--- Start INFORMATION SHOWN ---

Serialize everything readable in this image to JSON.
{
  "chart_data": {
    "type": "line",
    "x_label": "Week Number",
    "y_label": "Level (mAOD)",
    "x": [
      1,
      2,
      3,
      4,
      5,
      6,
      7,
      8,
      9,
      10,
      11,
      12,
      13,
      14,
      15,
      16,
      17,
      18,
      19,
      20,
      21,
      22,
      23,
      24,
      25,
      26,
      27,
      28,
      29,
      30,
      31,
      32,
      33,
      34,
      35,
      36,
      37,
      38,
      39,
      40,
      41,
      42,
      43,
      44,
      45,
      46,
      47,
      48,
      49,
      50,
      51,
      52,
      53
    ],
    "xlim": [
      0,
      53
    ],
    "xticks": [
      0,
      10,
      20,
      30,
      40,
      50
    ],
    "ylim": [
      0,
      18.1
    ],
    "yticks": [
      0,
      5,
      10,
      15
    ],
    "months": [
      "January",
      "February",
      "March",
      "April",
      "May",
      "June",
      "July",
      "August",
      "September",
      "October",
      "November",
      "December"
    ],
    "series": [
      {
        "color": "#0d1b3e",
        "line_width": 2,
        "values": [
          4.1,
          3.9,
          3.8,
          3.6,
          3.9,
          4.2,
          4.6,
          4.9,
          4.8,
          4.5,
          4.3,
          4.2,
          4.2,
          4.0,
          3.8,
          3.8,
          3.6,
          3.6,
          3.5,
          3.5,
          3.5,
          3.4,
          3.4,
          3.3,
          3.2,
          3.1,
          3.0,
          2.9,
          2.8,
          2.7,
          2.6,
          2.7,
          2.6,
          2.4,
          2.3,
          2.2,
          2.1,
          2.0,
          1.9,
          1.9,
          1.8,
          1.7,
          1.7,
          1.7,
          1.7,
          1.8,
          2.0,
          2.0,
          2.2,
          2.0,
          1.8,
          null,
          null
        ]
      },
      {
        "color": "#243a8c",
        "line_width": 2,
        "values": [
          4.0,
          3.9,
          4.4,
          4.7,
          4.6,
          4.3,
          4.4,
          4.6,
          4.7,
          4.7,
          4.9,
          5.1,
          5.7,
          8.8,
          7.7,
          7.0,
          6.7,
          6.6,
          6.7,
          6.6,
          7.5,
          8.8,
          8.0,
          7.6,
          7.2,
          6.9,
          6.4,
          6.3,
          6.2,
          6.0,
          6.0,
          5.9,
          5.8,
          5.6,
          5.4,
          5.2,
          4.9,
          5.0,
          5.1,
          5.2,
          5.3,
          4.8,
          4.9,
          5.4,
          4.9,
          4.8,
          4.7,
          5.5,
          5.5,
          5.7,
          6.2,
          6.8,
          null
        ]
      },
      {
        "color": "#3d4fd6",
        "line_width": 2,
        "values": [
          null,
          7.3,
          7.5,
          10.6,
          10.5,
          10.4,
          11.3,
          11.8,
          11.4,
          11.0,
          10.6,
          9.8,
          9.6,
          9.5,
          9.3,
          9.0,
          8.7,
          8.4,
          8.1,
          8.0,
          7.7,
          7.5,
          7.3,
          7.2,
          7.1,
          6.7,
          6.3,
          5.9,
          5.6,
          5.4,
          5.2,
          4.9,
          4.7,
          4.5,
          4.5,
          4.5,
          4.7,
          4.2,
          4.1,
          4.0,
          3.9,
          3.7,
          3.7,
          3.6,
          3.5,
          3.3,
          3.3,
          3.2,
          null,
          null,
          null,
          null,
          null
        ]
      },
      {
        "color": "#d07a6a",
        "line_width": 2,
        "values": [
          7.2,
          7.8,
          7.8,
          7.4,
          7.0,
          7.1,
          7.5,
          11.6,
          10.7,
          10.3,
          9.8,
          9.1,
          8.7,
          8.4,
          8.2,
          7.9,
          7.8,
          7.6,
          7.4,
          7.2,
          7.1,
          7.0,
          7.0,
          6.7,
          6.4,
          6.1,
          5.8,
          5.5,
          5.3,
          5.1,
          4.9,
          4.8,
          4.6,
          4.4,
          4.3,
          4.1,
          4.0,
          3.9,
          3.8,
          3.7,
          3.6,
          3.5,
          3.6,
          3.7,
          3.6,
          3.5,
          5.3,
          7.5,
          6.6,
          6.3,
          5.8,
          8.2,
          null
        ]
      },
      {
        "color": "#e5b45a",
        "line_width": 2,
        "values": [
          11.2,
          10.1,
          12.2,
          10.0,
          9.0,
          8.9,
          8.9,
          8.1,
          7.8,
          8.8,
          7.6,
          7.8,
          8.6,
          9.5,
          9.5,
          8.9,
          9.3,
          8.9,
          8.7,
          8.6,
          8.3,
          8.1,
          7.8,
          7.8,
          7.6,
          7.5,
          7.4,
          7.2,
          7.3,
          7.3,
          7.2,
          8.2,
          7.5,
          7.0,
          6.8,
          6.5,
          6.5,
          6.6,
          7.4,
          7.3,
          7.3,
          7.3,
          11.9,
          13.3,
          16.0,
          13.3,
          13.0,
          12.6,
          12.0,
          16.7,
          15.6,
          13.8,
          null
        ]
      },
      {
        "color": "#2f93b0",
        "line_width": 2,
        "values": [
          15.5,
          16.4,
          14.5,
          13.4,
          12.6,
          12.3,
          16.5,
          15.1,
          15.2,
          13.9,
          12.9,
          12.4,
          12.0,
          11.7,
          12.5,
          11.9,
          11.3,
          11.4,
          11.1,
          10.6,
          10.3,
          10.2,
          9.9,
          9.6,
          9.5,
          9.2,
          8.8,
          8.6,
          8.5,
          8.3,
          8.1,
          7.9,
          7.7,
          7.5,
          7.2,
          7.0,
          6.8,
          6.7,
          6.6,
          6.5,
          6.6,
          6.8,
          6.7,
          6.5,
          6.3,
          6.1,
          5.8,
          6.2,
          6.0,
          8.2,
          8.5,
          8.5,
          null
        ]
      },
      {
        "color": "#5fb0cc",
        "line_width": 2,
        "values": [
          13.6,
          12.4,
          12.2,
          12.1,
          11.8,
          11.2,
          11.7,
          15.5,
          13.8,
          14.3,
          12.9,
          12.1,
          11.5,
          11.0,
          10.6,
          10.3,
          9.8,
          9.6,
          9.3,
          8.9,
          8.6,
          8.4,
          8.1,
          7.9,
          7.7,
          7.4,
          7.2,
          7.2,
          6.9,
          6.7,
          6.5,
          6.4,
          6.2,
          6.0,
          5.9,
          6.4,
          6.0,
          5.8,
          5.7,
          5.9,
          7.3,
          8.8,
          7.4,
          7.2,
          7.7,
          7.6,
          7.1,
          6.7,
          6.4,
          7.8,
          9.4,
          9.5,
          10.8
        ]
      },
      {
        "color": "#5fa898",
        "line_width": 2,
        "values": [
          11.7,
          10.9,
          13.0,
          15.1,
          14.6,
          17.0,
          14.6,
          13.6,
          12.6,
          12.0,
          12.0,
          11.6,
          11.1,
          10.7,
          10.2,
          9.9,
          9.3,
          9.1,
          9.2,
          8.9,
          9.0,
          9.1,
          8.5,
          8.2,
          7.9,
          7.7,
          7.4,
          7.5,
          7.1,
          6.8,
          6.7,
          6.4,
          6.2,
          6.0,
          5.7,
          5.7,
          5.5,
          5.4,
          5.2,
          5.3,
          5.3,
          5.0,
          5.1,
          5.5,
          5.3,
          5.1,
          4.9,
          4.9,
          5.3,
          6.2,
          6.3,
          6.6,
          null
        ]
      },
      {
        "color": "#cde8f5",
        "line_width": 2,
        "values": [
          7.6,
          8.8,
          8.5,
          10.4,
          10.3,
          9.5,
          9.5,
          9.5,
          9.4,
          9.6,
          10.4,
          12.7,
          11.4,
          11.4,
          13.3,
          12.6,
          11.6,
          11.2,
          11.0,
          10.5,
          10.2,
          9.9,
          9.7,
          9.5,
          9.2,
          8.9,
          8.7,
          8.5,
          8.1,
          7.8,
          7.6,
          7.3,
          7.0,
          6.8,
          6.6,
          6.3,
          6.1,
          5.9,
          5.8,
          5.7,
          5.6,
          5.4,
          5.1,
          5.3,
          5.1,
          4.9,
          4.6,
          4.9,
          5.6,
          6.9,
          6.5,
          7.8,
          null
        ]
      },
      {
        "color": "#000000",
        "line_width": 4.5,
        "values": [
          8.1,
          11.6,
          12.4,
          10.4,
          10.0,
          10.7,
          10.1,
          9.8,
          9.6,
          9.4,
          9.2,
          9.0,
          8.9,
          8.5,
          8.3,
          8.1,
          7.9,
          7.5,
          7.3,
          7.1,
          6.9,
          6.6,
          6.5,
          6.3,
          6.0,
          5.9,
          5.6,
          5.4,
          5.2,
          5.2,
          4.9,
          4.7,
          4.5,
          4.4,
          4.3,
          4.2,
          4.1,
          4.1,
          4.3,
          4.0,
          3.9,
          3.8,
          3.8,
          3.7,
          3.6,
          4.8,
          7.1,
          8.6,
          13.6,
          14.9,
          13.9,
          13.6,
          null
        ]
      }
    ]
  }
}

--- End INFORMATION SHOWN ---

• _GOAL_:
Where does the word "color" appear? Return each line that holds it.

• _CORRECT RESPONSE_:
        "color": "#0d1b3e",
        "color": "#243a8c",
        "color": "#3d4fd6",
        "color": "#d07a6a",
        "color": "#e5b45a",
        "color": "#2f93b0",
        "color": "#5fb0cc",
        "color": "#5fa898",
        "color": "#cde8f5",
        "color": "#000000",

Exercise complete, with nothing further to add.